PAGE TEXT ::

Assumption (iii): Person-specific linearity of the mediator M in T: the person-specific effect of T on mediator M is linear. That is, $m (t) = m (0) + t Γ$ .

Likewise, it will be useful to assume that the person-specific effect of M on Y is linear in M. This is a standard, if not unproblematic, assumption in IV models. In this case, the third SUTVA condition (i.c) implies that we can define the person-specific casual effect of the mediator Y as $Δ = y (m) - y (m - 1)$ :

Assumption (iv): Person-specific linearity in m: the person-specific effect of the mediator $m (t)$ on Y is linear. That is, $y (m (t)) = y (m = 0) + m (t) Δ .$

The combination of (ii), (iii), and (iv) implies that the person-specific effect of T on Y is linear in T:

\begin{aligned} y (m (t)) = y (m (0) + t Γ) \\ = y (m = 0) + m (0) Δ + t Γ Δ . \end{aligned}

Thus, defining B as the person-specific effect of T on Y, we can relate the person-specific effects of T on M and of M on Y to the person-specific effect of T on Y by:

y (t) - y (t - 1) = B = Γ Δ .

DATA PROVIDED ::

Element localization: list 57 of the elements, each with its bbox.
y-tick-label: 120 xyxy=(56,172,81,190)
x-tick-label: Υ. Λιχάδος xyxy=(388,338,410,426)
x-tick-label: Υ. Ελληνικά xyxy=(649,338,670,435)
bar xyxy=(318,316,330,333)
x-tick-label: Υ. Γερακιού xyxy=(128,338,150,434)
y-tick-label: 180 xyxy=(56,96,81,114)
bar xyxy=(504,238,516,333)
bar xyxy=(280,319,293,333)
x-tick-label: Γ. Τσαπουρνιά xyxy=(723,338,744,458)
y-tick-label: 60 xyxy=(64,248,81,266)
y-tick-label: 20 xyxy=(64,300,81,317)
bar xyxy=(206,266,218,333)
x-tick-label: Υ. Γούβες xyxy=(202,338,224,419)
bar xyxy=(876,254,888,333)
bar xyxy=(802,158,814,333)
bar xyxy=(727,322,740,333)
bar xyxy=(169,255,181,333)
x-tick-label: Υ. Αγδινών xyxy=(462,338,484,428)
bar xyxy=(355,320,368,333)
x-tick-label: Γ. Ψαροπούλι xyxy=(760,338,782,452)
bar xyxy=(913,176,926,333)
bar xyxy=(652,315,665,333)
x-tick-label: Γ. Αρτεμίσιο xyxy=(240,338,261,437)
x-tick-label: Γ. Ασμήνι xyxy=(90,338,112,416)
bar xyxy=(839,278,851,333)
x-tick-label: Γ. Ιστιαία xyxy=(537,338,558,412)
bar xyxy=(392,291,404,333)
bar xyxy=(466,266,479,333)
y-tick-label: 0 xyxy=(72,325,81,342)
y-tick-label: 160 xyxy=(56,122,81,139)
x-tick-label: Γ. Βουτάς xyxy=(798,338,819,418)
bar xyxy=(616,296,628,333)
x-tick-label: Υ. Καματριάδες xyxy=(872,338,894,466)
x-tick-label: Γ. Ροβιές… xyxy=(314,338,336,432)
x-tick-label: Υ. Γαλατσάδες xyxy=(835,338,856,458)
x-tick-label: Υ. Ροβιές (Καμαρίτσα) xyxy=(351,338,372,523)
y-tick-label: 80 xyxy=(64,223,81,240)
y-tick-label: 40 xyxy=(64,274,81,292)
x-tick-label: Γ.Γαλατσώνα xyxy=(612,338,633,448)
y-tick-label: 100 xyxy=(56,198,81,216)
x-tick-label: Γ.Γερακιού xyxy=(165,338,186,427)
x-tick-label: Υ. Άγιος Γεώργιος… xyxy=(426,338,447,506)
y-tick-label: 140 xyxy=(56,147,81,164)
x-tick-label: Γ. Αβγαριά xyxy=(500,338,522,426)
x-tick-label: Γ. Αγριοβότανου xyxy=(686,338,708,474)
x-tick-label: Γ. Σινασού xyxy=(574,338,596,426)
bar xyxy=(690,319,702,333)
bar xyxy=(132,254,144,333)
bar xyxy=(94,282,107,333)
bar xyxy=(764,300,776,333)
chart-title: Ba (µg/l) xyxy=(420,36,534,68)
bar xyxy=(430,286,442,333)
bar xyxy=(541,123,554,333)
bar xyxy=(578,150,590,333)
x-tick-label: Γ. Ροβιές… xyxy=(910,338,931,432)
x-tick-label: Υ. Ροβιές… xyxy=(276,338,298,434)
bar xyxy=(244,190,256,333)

WRITTEN INSTRUCTION ::
In the passage about mediation assumptions, how is B, the person-specific effect of T on Y, expressed in terms of Γ and Δ? Base your answer only on the passage about mediation assumptions, not on the listing.

TASK ANSWER ::
B equals the product ΓΔ.